-- Begin --

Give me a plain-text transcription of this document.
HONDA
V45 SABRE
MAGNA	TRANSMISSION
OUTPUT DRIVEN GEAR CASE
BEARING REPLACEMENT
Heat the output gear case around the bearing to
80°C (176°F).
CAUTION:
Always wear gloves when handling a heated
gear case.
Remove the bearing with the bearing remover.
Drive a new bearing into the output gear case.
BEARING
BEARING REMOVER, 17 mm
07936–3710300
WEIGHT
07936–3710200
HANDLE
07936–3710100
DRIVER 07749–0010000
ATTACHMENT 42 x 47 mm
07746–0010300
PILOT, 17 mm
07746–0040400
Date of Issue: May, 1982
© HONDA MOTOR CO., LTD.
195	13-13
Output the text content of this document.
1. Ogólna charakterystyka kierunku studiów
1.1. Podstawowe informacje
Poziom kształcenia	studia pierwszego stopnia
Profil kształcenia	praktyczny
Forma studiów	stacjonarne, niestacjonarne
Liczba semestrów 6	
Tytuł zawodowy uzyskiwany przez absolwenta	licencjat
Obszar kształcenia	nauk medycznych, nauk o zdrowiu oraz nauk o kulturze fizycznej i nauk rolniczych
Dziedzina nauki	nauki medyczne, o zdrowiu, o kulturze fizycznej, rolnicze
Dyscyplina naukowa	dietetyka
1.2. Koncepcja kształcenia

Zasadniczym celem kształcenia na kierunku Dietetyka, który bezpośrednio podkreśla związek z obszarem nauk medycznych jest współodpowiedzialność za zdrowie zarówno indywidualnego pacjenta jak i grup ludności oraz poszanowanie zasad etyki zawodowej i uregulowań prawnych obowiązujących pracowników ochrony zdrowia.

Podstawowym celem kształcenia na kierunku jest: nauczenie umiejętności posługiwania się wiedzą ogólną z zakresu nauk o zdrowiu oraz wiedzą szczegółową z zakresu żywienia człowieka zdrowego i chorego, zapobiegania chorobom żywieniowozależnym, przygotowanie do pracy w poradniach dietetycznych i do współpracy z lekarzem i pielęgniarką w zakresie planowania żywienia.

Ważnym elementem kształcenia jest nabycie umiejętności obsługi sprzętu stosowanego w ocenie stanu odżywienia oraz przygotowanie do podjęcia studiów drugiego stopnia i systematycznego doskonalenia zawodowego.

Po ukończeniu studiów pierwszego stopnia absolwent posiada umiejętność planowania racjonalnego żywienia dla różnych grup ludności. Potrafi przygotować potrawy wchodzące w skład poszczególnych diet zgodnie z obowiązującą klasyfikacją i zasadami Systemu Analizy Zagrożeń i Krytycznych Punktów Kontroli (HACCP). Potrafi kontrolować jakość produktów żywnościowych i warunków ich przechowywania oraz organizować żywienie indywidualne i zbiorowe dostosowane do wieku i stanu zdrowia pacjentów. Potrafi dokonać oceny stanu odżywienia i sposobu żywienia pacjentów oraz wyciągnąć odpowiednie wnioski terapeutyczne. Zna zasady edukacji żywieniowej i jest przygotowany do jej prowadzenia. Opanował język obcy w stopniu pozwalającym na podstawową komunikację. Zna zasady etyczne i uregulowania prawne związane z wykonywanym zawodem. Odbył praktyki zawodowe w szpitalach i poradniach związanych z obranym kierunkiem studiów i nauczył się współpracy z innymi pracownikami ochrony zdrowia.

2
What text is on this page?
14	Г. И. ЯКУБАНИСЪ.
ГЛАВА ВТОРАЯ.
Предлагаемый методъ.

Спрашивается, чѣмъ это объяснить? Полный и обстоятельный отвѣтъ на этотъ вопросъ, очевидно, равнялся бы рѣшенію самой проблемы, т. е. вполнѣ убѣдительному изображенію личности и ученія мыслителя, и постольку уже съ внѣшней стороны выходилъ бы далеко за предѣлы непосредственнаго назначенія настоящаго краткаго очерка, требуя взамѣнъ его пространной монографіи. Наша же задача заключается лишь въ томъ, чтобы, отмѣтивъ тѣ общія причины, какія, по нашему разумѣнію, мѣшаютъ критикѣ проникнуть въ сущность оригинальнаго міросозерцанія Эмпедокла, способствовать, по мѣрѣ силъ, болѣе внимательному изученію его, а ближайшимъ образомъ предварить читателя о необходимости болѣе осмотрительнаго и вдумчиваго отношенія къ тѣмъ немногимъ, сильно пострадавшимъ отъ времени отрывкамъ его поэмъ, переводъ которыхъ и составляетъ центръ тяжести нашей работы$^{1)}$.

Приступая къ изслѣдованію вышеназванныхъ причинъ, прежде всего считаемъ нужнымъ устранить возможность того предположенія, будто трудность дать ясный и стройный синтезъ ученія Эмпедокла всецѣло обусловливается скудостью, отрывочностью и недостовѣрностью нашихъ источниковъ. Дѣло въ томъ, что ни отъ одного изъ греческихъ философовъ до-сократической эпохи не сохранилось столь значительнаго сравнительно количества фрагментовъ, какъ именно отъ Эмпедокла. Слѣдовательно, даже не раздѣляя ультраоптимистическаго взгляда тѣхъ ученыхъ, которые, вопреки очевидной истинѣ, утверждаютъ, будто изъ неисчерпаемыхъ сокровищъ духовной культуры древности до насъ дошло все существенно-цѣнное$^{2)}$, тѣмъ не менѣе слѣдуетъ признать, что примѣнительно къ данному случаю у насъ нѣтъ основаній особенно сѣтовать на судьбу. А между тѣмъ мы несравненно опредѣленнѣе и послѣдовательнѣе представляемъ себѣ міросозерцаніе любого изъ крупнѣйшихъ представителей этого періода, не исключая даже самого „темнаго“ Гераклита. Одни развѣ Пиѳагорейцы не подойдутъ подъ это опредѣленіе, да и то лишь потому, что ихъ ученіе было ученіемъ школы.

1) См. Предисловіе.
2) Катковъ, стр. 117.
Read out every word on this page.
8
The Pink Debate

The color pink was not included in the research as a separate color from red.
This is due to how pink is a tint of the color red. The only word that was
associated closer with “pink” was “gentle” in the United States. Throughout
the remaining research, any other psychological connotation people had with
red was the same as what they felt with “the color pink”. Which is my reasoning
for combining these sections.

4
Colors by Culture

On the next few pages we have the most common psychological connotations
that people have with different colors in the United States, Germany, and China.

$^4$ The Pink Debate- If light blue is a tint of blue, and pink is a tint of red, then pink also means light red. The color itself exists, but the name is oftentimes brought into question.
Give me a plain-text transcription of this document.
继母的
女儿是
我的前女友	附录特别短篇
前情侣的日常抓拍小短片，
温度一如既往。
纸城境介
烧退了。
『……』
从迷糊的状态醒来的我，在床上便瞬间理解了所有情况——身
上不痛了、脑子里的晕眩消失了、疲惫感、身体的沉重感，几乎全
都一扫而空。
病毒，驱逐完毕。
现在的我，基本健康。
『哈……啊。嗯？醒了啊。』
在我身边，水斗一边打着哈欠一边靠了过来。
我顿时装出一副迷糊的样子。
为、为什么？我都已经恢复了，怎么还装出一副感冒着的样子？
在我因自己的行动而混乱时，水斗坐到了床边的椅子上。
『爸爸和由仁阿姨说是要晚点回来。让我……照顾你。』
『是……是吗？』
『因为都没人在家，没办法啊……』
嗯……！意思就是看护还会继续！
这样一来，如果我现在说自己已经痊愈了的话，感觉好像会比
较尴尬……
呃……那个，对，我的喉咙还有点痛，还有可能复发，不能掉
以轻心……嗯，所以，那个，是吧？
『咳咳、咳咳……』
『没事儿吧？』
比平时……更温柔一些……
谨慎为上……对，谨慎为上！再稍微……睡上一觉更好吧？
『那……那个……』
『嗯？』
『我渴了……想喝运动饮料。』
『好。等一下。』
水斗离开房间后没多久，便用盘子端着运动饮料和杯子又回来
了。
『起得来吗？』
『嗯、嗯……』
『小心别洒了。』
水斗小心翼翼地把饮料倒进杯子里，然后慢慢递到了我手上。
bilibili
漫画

-- End --

__TASK OBJECTIVE__: Return all of the data exactly as it reads.

__ANSWER TO THIS PROBLEM__:
Give me a plain-text transcription of this document.
HONDA
V45 SABRE
MAGNA	TRANSMISSION
OUTPUT DRIVEN GEAR CASE
BEARING REPLACEMENT
Heat the output gear case around the bearing to
80°C (176°F).
CAUTION:
Always wear gloves when handling a heated
gear case.
Remove the bearing with the bearing remover.
Drive a new bearing into the output gear case.
BEARING
BEARING REMOVER, 17 mm
07936–3710300
WEIGHT
07936–3710200
HANDLE
07936–3710100
DRIVER 07749–0010000
ATTACHMENT 42 x 47 mm
07746–0010300
PILOT, 17 mm
07746–0040400
Date of Issue: May, 1982
© HONDA MOTOR CO., LTD.
195	13-13
Output the text content of this document.
1. Ogólna charakterystyka kierunku studiów
1.1. Podstawowe informacje
Poziom kształcenia	studia pierwszego stopnia
Profil kształcenia	praktyczny
Forma studiów	stacjonarne, niestacjonarne
Liczba semestrów 6	
Tytuł zawodowy uzyskiwany przez absolwenta	licencjat
Obszar kształcenia	nauk medycznych, nauk o zdrowiu oraz nauk o kulturze fizycznej i nauk rolniczych
Dziedzina nauki	nauki medyczne, o zdrowiu, o kulturze fizycznej, rolnicze
Dyscyplina naukowa	dietetyka
1.2. Koncepcja kształcenia

Zasadniczym celem kształcenia na kierunku Dietetyka, który bezpośrednio podkreśla związek z obszarem nauk medycznych jest współodpowiedzialność za zdrowie zarówno indywidualnego pacjenta jak i grup ludności oraz poszanowanie zasad etyki zawodowej i uregulowań prawnych obowiązujących pracowników ochrony zdrowia.

Podstawowym celem kształcenia na kierunku jest: nauczenie umiejętności posługiwania się wiedzą ogólną z zakresu nauk o zdrowiu oraz wiedzą szczegółową z zakresu żywienia człowieka zdrowego i chorego, zapobiegania chorobom żywieniowozależnym, przygotowanie do pracy w poradniach dietetycznych i do współpracy z lekarzem i pielęgniarką w zakresie planowania żywienia.

Ważnym elementem kształcenia jest nabycie umiejętności obsługi sprzętu stosowanego w ocenie stanu odżywienia oraz przygotowanie do podjęcia studiów drugiego stopnia i systematycznego doskonalenia zawodowego.

Po ukończeniu studiów pierwszego stopnia absolwent posiada umiejętność planowania racjonalnego żywienia dla różnych grup ludności. Potrafi przygotować potrawy wchodzące w skład poszczególnych diet zgodnie z obowiązującą klasyfikacją i zasadami Systemu Analizy Zagrożeń i Krytycznych Punktów Kontroli (HACCP). Potrafi kontrolować jakość produktów żywnościowych i warunków ich przechowywania oraz organizować żywienie indywidualne i zbiorowe dostosowane do wieku i stanu zdrowia pacjentów. Potrafi dokonać oceny stanu odżywienia i sposobu żywienia pacjentów oraz wyciągnąć odpowiednie wnioski terapeutyczne. Zna zasady edukacji żywieniowej i jest przygotowany do jej prowadzenia. Opanował język obcy w stopniu pozwalającym na podstawową komunikację. Zna zasady etyczne i uregulowania prawne związane z wykonywanym zawodem. Odbył praktyki zawodowe w szpitalach i poradniach związanych z obranym kierunkiem studiów i nauczył się współpracy z innymi pracownikami ochrony zdrowia.

2
What text is on this page?
14	Г. И. ЯКУБАНИСЪ.
ГЛАВА ВТОРАЯ.
Предлагаемый методъ.

Спрашивается, чѣмъ это объяснить? Полный и обстоятельный отвѣтъ на этотъ вопросъ, очевидно, равнялся бы рѣшенію самой проблемы, т. е. вполнѣ убѣдительному изображенію личности и ученія мыслителя, и постольку уже съ внѣшней стороны выходилъ бы далеко за предѣлы непосредственнаго назначенія настоящаго краткаго очерка, требуя взамѣнъ его пространной монографіи. Наша же задача заключается лишь въ томъ, чтобы, отмѣтивъ тѣ общія причины, какія, по нашему разумѣнію, мѣшаютъ критикѣ проникнуть въ сущность оригинальнаго міросозерцанія Эмпедокла, способствовать, по мѣрѣ силъ, болѣе внимательному изученію его, а ближайшимъ образомъ предварить читателя о необходимости болѣе осмотрительнаго и вдумчиваго отношенія къ тѣмъ немногимъ, сильно пострадавшимъ отъ времени отрывкамъ его поэмъ, переводъ которыхъ и составляетъ центръ тяжести нашей работы$^{1)}$.

Приступая къ изслѣдованію вышеназванныхъ причинъ, прежде всего считаемъ нужнымъ устранить возможность того предположенія, будто трудность дать ясный и стройный синтезъ ученія Эмпедокла всецѣло обусловливается скудостью, отрывочностью и недостовѣрностью нашихъ источниковъ. Дѣло въ томъ, что ни отъ одного изъ греческихъ философовъ до-сократической эпохи не сохранилось столь значительнаго сравнительно количества фрагментовъ, какъ именно отъ Эмпедокла. Слѣдовательно, даже не раздѣляя ультраоптимистическаго взгляда тѣхъ ученыхъ, которые, вопреки очевидной истинѣ, утверждаютъ, будто изъ неисчерпаемыхъ сокровищъ духовной культуры древности до насъ дошло все существенно-цѣнное$^{2)}$, тѣмъ не менѣе слѣдуетъ признать, что примѣнительно къ данному случаю у насъ нѣтъ основаній особенно сѣтовать на судьбу. А между тѣмъ мы несравненно опредѣленнѣе и послѣдовательнѣе представляемъ себѣ міросозерцаніе любого изъ крупнѣйшихъ представителей этого періода, не исключая даже самого „темнаго“ Гераклита. Одни развѣ Пиѳагорейцы не подойдутъ подъ это опредѣленіе, да и то лишь потому, что ихъ ученіе было ученіемъ школы.

1) См. Предисловіе.
2) Катковъ, стр. 117.
Read out every word on this page.
8
The Pink Debate

The color pink was not included in the research as a separate color from red.
This is due to how pink is a tint of the color red. The only word that was
associated closer with “pink” was “gentle” in the United States. Throughout
the remaining research, any other psychological connotation people had with
red was the same as what they felt with “the color pink”. Which is my reasoning
for combining these sections.

4
Colors by Culture

On the next few pages we have the most common psychological connotations
that people have with different colors in the United States, Germany, and China.

$^4$ The Pink Debate- If light blue is a tint of blue, and pink is a tint of red, then pink also means light red. The color itself exists, but the name is oftentimes brought into question.
Give me a plain-text transcription of this document.
继母的
女儿是
我的前女友	附录特别短篇
前情侣的日常抓拍小短片，
温度一如既往。
纸城境介
烧退了。
『……』
从迷糊的状态醒来的我，在床上便瞬间理解了所有情况——身
上不痛了、脑子里的晕眩消失了、疲惫感、身体的沉重感，几乎全
都一扫而空。
病毒，驱逐完毕。
现在的我，基本健康。
『哈……啊。嗯？醒了啊。』
在我身边，水斗一边打着哈欠一边靠了过来。
我顿时装出一副迷糊的样子。
为、为什么？我都已经恢复了，怎么还装出一副感冒着的样子？
在我因自己的行动而混乱时，水斗坐到了床边的椅子上。
『爸爸和由仁阿姨说是要晚点回来。让我……照顾你。』
『是……是吗？』
『因为都没人在家，没办法啊……』
嗯……！意思就是看护还会继续！
这样一来，如果我现在说自己已经痊愈了的话，感觉好像会比
较尴尬……
呃……那个，对，我的喉咙还有点痛，还有可能复发，不能掉
以轻心……嗯，所以，那个，是吧？
『咳咳、咳咳……』
『没事儿吧？』
比平时……更温柔一些……
谨慎为上……对，谨慎为上！再稍微……睡上一觉更好吧？
『那……那个……』
『嗯？』
『我渴了……想喝运动饮料。』
『好。等一下。』
水斗离开房间后没多久，便用盘子端着运动饮料和杯子又回来
了。
『起得来吗？』
『嗯、嗯……』
『小心别洒了。』
水斗小心翼翼地把饮料倒进杯子里，然后慢慢递到了我手上。
bilibili
漫画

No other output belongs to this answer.